**Written exercise**
Print, exactly and completely, every entry in the data.

**Entries shown**

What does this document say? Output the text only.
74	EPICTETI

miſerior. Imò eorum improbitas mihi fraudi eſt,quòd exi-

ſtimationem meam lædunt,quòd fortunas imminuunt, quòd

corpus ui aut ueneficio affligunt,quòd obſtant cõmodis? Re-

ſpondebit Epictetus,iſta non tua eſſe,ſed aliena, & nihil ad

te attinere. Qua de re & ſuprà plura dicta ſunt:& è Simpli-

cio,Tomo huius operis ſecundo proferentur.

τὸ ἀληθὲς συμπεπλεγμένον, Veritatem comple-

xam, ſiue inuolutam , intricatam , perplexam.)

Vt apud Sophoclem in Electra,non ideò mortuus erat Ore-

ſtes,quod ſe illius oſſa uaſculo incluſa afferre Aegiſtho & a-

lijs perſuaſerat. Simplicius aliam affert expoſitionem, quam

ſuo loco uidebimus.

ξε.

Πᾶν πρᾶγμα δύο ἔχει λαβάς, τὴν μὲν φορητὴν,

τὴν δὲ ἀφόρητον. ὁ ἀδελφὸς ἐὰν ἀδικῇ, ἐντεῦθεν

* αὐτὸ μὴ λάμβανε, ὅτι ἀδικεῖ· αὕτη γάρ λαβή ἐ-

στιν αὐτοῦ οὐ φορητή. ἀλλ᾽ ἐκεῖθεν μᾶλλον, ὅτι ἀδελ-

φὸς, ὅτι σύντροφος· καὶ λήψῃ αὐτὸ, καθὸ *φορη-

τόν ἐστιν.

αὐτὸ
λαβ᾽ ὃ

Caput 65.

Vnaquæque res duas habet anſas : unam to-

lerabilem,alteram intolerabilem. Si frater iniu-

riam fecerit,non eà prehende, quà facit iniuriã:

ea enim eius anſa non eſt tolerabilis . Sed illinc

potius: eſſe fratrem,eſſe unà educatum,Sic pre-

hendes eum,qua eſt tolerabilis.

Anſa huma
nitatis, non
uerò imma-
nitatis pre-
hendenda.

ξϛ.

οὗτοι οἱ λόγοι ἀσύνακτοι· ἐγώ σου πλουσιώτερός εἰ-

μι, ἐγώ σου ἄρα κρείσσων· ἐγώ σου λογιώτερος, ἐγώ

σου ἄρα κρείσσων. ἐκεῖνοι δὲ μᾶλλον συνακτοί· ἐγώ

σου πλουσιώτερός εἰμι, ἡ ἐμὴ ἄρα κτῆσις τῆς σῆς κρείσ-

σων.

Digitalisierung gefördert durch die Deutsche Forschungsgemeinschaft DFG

**Expected output**
What does this document say? Output the text only.
74	EPICTETI

miſerior. Imò eorum improbitas mihi fraudi eſt,quòd exi-

ſtimationem meam lædunt,quòd fortunas imminuunt, quòd

corpus ui aut ueneficio affligunt,quòd obſtant cõmodis? Re-

ſpondebit Epictetus,iſta non tua eſſe,ſed aliena, & nihil ad

te attinere. Qua de re & ſuprà plura dicta ſunt:& è Simpli-

cio,Tomo huius operis ſecundo proferentur.

τὸ ἀληθὲς συμπεπλεγμένον, Veritatem comple-

xam, ſiue inuolutam , intricatam , perplexam.)

Vt apud Sophoclem in Electra,non ideò mortuus erat Ore-

ſtes,quod ſe illius oſſa uaſculo incluſa afferre Aegiſtho & a-

lijs perſuaſerat. Simplicius aliam affert expoſitionem, quam

ſuo loco uidebimus.

ξε.

Πᾶν πρᾶγμα δύο ἔχει λαβάς, τὴν μὲν φορητὴν,

τὴν δὲ ἀφόρητον. ὁ ἀδελφὸς ἐὰν ἀδικῇ, ἐντεῦθεν

* αὐτὸ μὴ λάμβανε, ὅτι ἀδικεῖ· αὕτη γάρ λαβή ἐ-

στιν αὐτοῦ οὐ φορητή. ἀλλ᾽ ἐκεῖθεν μᾶλλον, ὅτι ἀδελ-

φὸς, ὅτι σύντροφος· καὶ λήψῃ αὐτὸ, καθὸ *φορη-

τόν ἐστιν.

αὐτὸ
λαβ᾽ ὃ

Caput 65.

Vnaquæque res duas habet anſas : unam to-

lerabilem,alteram intolerabilem. Si frater iniu-

riam fecerit,non eà prehende, quà facit iniuriã:

ea enim eius anſa non eſt tolerabilis . Sed illinc

potius: eſſe fratrem,eſſe unà educatum,Sic pre-

hendes eum,qua eſt tolerabilis.

Anſa huma
nitatis, non
uerò imma-
nitatis pre-
hendenda.

ξϛ.

οὗτοι οἱ λόγοι ἀσύνακτοι· ἐγώ σου πλουσιώτερός εἰ-

μι, ἐγώ σου ἄρα κρείσσων· ἐγώ σου λογιώτερος, ἐγώ

σου ἄρα κρείσσων. ἐκεῖνοι δὲ μᾶλλον συνακτοί· ἐγώ

σου πλουσιώτερός εἰμι, ἡ ἐμὴ ἄρα κτῆσις τῆς σῆς κρείσ-

σων.

Digitalisierung gefördert durch die Deutsche Forschungsgemeinschaft DFG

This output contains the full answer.